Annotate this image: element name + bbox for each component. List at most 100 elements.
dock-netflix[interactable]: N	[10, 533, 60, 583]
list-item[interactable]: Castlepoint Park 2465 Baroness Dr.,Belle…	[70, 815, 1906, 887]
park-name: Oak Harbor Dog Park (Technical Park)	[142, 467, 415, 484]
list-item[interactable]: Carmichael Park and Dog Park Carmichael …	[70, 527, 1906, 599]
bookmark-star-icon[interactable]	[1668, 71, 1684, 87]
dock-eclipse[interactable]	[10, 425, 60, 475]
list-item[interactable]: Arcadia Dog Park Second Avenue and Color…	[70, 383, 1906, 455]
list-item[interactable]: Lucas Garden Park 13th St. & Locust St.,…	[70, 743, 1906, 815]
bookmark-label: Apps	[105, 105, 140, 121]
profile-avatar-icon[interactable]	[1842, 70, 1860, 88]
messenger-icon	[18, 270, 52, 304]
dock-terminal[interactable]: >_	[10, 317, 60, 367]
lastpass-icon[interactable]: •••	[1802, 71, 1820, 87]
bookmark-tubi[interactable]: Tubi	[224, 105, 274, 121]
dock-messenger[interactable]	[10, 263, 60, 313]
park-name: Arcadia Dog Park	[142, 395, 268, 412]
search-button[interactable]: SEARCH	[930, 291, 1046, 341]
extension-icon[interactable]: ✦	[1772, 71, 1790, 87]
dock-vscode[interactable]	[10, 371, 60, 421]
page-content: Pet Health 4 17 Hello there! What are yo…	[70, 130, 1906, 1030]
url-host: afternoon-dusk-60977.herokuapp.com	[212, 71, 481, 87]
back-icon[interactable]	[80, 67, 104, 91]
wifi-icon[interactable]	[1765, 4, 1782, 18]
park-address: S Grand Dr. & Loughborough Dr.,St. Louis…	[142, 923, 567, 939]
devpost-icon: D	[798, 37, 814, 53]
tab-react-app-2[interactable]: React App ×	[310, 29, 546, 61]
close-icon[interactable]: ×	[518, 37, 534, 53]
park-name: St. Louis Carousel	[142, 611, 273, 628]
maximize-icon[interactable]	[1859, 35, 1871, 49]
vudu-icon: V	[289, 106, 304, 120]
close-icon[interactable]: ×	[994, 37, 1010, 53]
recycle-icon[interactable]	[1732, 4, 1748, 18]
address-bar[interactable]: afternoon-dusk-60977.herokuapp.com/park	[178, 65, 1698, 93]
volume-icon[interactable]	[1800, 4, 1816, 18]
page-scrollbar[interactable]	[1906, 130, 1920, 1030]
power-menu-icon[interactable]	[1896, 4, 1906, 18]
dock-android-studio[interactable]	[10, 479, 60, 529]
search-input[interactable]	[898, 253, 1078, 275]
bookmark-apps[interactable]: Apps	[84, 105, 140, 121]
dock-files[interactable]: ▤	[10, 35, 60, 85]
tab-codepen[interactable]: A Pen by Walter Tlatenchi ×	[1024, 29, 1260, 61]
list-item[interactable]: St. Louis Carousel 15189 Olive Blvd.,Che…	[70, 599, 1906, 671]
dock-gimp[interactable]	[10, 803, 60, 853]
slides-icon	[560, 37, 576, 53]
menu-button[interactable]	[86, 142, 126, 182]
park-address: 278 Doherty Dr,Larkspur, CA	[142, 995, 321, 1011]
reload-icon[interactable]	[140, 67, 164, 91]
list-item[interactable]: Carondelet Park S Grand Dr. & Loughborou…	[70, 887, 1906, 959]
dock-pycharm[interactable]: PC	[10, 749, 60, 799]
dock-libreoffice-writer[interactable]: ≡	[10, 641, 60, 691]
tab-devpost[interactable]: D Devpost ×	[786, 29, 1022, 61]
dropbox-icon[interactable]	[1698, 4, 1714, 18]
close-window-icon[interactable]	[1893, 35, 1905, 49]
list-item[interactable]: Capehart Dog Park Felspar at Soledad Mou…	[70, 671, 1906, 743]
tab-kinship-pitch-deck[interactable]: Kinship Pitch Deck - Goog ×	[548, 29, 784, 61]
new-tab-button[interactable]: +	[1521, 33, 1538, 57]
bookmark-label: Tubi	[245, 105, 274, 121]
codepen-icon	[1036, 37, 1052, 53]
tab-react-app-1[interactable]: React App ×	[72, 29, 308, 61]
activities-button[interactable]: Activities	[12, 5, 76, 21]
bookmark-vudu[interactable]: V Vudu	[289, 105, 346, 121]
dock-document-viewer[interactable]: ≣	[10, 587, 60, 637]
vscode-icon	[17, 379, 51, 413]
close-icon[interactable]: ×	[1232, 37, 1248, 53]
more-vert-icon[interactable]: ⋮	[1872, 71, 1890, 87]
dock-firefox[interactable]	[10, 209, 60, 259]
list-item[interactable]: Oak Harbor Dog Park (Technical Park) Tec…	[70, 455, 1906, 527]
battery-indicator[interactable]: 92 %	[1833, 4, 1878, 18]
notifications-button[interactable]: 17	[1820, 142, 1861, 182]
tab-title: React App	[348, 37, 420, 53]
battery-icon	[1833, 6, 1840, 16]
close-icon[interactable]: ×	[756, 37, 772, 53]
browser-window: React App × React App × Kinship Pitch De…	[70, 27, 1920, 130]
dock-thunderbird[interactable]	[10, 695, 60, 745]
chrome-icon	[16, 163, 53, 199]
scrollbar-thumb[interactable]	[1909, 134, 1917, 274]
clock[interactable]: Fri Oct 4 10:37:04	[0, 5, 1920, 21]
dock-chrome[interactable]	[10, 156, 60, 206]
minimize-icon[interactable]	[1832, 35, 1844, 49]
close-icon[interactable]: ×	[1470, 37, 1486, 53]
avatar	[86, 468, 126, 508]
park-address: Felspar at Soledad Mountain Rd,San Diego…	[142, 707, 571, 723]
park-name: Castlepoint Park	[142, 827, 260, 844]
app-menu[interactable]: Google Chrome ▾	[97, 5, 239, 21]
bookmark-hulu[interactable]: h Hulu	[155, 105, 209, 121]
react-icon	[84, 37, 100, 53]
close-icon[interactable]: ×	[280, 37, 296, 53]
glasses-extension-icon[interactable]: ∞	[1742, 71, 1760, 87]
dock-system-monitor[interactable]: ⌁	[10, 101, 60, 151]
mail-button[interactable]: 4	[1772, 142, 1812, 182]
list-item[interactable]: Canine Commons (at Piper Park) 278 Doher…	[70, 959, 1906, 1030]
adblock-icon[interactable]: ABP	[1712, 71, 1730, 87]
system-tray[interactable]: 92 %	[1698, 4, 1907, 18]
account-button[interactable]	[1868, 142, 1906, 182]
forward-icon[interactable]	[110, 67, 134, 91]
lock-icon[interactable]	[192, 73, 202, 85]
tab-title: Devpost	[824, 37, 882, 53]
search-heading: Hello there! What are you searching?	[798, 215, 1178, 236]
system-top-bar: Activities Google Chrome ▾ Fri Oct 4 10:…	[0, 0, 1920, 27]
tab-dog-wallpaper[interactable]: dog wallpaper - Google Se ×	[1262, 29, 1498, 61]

....

Retype all of the data above line for line, keeping every character unchanged.

__WRITTEN REPLY__:
Annotate this image: element name + bbox for each component. List at most 100 elements.
dock-netflix[interactable]: N	[10, 533, 60, 583]
list-item[interactable]: Castlepoint Park 2465 Baroness Dr.,Belle…	[70, 815, 1906, 887]
park-name: Oak Harbor Dog Park (Technical Park)	[142, 467, 415, 484]
list-item[interactable]: Carmichael Park and Dog Park Carmichael …	[70, 527, 1906, 599]
bookmark-star-icon[interactable]	[1668, 71, 1684, 87]
dock-eclipse[interactable]	[10, 425, 60, 475]
list-item[interactable]: Arcadia Dog Park Second Avenue and Color…	[70, 383, 1906, 455]
list-item[interactable]: Lucas Garden Park 13th St. & Locust St.,…	[70, 743, 1906, 815]
bookmark-label: Apps	[105, 105, 140, 121]
profile-avatar-icon[interactable]	[1842, 70, 1860, 88]
messenger-icon	[18, 270, 52, 304]
dock-terminal[interactable]: >_	[10, 317, 60, 367]
lastpass-icon[interactable]: •••	[1802, 71, 1820, 87]
bookmark-tubi[interactable]: Tubi	[224, 105, 274, 121]
dock-messenger[interactable]	[10, 263, 60, 313]
park-name: Arcadia Dog Park	[142, 395, 268, 412]
search-button[interactable]: SEARCH	[930, 291, 1046, 341]
extension-icon[interactable]: ✦	[1772, 71, 1790, 87]
dock-vscode[interactable]	[10, 371, 60, 421]
page-content: Pet Health 4 17 Hello there! What are yo…	[70, 130, 1906, 1030]
url-host: afternoon-dusk-60977.herokuapp.com	[212, 71, 481, 87]
back-icon[interactable]	[80, 67, 104, 91]
wifi-icon[interactable]	[1765, 4, 1782, 18]
park-address: S Grand Dr. & Loughborough Dr.,St. Louis…	[142, 923, 567, 939]
devpost-icon: D	[798, 37, 814, 53]
tab-react-app-2[interactable]: React App ×	[310, 29, 546, 61]
close-icon[interactable]: ×	[518, 37, 534, 53]
park-name: St. Louis Carousel	[142, 611, 273, 628]
maximize-icon[interactable]	[1859, 35, 1871, 49]
vudu-icon: V	[289, 106, 304, 120]
close-icon[interactable]: ×	[994, 37, 1010, 53]
recycle-icon[interactable]	[1732, 4, 1748, 18]
address-bar[interactable]: afternoon-dusk-60977.herokuapp.com/park	[178, 65, 1698, 93]
volume-icon[interactable]	[1800, 4, 1816, 18]
page-scrollbar[interactable]	[1906, 130, 1920, 1030]
power-menu-icon[interactable]	[1896, 4, 1906, 18]
dock-android-studio[interactable]	[10, 479, 60, 529]
search-input[interactable]	[898, 253, 1078, 275]
bookmark-apps[interactable]: Apps	[84, 105, 140, 121]
dock-files[interactable]: ▤	[10, 35, 60, 85]
tab-codepen[interactable]: A Pen by Walter Tlatenchi ×	[1024, 29, 1260, 61]
list-item[interactable]: St. Louis Carousel 15189 Olive Blvd.,Che…	[70, 599, 1906, 671]
dock-gimp[interactable]	[10, 803, 60, 853]
slides-icon	[560, 37, 576, 53]
menu-button[interactable]	[86, 142, 126, 182]
park-address: 278 Doherty Dr,Larkspur, CA	[142, 995, 321, 1011]
reload-icon[interactable]	[140, 67, 164, 91]
list-item[interactable]: Carondelet Park S Grand Dr. & Loughborou…	[70, 887, 1906, 959]
dock-pycharm[interactable]: PC	[10, 749, 60, 799]
dock-libreoffice-writer[interactable]: ≡	[10, 641, 60, 691]
tab-devpost[interactable]: D Devpost ×	[786, 29, 1022, 61]
dropbox-icon[interactable]	[1698, 4, 1714, 18]
close-window-icon[interactable]	[1893, 35, 1905, 49]
list-item[interactable]: Capehart Dog Park Felspar at Soledad Mou…	[70, 671, 1906, 743]
tab-kinship-pitch-deck[interactable]: Kinship Pitch Deck - Goog ×	[548, 29, 784, 61]
new-tab-button[interactable]: +	[1521, 33, 1538, 57]
bookmark-label: Tubi	[245, 105, 274, 121]
codepen-icon	[1036, 37, 1052, 53]
tab-react-app-1[interactable]: React App ×	[72, 29, 308, 61]
activities-button[interactable]: Activities	[12, 5, 76, 21]
bookmark-vudu[interactable]: V Vudu	[289, 105, 346, 121]
dock-document-viewer[interactable]: ≣	[10, 587, 60, 637]
vscode-icon	[17, 379, 51, 413]
close-icon[interactable]: ×	[1232, 37, 1248, 53]
more-vert-icon[interactable]: ⋮	[1872, 71, 1890, 87]
dock-firefox[interactable]	[10, 209, 60, 259]
list-item[interactable]: Oak Harbor Dog Park (Technical Park) Tec…	[70, 455, 1906, 527]
battery-indicator[interactable]: 92 %	[1833, 4, 1878, 18]
notifications-button[interactable]: 17	[1820, 142, 1861, 182]
tab-title: React App	[348, 37, 420, 53]
battery-icon	[1833, 6, 1840, 16]
close-icon[interactable]: ×	[756, 37, 772, 53]
browser-window: React App × React App × Kinship Pitch De…	[70, 27, 1920, 130]
dock-thunderbird[interactable]	[10, 695, 60, 745]
chrome-icon	[16, 163, 53, 199]
scrollbar-thumb[interactable]	[1909, 134, 1917, 274]
clock[interactable]: Fri Oct 4 10:37:04	[0, 5, 1920, 21]
dock-chrome[interactable]	[10, 156, 60, 206]
minimize-icon[interactable]	[1832, 35, 1844, 49]
close-icon[interactable]: ×	[1470, 37, 1486, 53]
avatar	[86, 468, 126, 508]
park-address: Felspar at Soledad Mountain Rd,San Diego…	[142, 707, 571, 723]
park-name: Castlepoint Park	[142, 827, 260, 844]
app-menu[interactable]: Google Chrome ▾	[97, 5, 239, 21]
bookmark-hulu[interactable]: h Hulu	[155, 105, 209, 121]
react-icon	[84, 37, 100, 53]
close-icon[interactable]: ×	[280, 37, 296, 53]
glasses-extension-icon[interactable]: ∞	[1742, 71, 1760, 87]
dock-system-monitor[interactable]: ⌁	[10, 101, 60, 151]
mail-button[interactable]: 4	[1772, 142, 1812, 182]
list-item[interactable]: Canine Commons (at Piper Park) 278 Doher…	[70, 959, 1906, 1030]
adblock-icon[interactable]: ABP	[1712, 71, 1730, 87]
system-tray[interactable]: 92 %	[1698, 4, 1907, 18]
account-button[interactable]	[1868, 142, 1906, 182]
forward-icon[interactable]	[110, 67, 134, 91]
lock-icon[interactable]	[192, 73, 202, 85]
tab-title: Devpost	[824, 37, 882, 53]
search-heading: Hello there! What are you searching?	[798, 215, 1178, 236]
system-top-bar: Activities Google Chrome ▾ Fri Oct 4 10:…	[0, 0, 1920, 27]
tab-dog-wallpaper[interactable]: dog wallpaper - Google Se ×	[1262, 29, 1498, 61]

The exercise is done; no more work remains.